- PROBLEM: Output only the count of lines that contain "value".

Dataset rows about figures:
---------------
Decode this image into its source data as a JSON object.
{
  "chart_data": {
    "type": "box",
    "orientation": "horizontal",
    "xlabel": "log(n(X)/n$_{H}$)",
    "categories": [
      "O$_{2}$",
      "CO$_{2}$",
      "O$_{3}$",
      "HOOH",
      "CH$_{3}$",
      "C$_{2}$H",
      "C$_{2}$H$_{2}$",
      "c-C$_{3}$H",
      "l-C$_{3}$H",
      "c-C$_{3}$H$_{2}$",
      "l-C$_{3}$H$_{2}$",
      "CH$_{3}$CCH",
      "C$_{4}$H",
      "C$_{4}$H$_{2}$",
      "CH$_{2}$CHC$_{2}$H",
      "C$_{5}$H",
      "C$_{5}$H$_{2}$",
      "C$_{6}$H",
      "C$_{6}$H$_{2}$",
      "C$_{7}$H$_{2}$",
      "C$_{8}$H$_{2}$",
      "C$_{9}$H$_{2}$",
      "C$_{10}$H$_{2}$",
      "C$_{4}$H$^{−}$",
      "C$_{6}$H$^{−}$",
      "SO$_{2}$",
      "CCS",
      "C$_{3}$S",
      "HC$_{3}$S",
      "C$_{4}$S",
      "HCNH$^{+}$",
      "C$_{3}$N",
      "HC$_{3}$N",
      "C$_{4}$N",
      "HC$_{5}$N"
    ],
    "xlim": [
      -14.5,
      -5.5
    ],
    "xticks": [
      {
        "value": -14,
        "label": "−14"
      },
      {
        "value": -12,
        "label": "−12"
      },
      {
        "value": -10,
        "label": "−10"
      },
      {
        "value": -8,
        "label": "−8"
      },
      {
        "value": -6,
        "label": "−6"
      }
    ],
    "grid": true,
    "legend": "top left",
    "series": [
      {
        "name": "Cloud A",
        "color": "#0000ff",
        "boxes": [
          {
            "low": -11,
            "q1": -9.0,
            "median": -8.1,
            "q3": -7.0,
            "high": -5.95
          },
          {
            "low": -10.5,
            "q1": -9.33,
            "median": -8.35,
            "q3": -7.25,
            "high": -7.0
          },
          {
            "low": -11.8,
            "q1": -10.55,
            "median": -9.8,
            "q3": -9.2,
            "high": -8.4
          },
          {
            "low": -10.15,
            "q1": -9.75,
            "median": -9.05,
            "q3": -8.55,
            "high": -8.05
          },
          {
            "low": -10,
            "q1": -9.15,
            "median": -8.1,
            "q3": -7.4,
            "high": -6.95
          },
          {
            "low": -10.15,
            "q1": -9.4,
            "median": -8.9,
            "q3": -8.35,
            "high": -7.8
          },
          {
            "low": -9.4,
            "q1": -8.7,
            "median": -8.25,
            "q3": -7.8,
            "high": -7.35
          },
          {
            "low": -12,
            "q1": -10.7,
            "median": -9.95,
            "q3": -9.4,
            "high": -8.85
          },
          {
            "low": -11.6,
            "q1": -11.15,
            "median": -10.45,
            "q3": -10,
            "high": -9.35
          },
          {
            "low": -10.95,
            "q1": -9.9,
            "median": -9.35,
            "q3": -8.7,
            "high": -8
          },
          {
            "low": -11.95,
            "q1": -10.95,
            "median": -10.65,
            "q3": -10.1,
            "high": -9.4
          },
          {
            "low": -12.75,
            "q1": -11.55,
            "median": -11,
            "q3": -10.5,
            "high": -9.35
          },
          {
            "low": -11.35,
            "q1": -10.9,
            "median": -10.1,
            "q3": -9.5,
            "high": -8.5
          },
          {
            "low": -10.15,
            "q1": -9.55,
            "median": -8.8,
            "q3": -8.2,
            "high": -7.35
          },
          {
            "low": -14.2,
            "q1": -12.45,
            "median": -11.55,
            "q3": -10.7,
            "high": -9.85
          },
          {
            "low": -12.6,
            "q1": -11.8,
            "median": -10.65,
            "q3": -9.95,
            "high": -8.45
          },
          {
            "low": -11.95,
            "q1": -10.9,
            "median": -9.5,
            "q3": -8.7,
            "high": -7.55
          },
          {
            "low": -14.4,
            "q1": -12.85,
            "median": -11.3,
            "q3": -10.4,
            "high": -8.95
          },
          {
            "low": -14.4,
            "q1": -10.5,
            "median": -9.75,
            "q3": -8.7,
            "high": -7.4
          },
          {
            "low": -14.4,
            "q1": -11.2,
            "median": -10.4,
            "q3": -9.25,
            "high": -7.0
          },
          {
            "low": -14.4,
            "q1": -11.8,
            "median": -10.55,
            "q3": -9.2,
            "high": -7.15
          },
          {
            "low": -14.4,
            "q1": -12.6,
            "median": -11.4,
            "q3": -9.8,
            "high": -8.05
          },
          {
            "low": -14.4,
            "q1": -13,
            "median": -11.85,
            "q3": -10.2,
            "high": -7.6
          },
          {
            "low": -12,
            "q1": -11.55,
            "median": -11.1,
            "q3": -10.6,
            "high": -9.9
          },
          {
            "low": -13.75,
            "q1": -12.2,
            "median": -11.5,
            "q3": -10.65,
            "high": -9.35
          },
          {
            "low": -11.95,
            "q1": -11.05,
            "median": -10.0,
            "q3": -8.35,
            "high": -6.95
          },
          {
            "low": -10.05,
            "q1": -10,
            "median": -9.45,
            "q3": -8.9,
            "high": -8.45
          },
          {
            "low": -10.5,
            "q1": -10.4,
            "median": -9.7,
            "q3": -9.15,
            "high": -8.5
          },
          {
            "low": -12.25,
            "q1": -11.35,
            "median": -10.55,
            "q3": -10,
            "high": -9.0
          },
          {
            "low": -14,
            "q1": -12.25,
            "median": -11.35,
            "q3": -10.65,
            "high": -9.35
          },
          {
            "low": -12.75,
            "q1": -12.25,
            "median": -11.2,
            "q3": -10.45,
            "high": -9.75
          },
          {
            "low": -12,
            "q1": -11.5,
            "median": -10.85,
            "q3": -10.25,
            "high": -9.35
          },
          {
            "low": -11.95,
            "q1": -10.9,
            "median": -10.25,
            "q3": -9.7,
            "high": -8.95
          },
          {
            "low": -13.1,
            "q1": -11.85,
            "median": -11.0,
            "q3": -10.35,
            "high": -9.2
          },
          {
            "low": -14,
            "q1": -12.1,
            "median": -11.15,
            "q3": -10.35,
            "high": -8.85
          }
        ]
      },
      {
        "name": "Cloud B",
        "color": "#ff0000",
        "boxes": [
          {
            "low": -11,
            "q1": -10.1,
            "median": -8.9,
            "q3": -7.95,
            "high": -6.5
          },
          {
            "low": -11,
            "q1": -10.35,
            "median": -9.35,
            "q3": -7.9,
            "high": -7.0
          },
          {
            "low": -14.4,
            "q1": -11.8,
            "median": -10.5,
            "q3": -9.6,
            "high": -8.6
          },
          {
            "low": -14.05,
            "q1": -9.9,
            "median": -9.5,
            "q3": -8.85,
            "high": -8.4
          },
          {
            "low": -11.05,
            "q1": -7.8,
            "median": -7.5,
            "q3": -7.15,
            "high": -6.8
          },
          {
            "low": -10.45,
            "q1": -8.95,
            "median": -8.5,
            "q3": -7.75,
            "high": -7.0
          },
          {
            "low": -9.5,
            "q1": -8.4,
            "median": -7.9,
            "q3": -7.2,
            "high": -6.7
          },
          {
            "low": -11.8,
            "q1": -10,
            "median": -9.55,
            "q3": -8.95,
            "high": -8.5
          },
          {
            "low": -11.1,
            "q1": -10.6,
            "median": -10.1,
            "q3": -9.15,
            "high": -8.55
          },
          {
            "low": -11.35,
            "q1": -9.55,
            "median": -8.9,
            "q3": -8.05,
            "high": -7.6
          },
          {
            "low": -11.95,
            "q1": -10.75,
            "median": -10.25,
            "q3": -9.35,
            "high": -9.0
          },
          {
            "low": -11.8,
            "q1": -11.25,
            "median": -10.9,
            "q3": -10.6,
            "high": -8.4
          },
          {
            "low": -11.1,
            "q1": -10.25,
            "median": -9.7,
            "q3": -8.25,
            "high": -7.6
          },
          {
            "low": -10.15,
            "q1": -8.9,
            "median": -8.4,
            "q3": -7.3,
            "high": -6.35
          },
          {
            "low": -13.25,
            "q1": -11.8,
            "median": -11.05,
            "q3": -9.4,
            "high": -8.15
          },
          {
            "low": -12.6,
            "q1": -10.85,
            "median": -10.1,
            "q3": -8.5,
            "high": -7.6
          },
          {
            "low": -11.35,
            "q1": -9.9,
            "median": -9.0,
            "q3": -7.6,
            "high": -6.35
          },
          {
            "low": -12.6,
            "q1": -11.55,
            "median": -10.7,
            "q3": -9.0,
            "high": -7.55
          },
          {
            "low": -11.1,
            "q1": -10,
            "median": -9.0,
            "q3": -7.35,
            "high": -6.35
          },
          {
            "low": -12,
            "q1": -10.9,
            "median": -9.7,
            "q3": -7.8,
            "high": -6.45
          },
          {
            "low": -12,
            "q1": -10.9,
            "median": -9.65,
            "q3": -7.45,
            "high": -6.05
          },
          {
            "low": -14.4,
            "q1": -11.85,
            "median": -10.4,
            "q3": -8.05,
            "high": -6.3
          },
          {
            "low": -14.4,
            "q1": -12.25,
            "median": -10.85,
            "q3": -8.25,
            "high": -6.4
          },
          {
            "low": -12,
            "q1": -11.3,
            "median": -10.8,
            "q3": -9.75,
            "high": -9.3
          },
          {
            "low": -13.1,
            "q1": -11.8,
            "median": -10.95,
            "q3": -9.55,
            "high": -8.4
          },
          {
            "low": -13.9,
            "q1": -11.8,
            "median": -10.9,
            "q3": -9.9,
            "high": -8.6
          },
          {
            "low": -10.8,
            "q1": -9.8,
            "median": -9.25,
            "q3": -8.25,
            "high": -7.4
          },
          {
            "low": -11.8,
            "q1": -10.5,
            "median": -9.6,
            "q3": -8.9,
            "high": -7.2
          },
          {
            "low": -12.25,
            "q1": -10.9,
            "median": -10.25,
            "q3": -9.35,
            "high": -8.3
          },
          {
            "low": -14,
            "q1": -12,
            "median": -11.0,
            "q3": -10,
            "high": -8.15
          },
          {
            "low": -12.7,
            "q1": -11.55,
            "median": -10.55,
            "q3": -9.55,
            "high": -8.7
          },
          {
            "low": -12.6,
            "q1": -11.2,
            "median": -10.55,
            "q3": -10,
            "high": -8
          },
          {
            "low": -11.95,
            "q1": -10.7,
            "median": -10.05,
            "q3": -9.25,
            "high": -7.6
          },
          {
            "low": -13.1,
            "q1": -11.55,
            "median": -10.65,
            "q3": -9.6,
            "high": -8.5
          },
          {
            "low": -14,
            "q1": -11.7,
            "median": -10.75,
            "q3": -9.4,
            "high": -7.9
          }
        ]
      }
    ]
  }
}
---------------
- TASK ANSWER: 5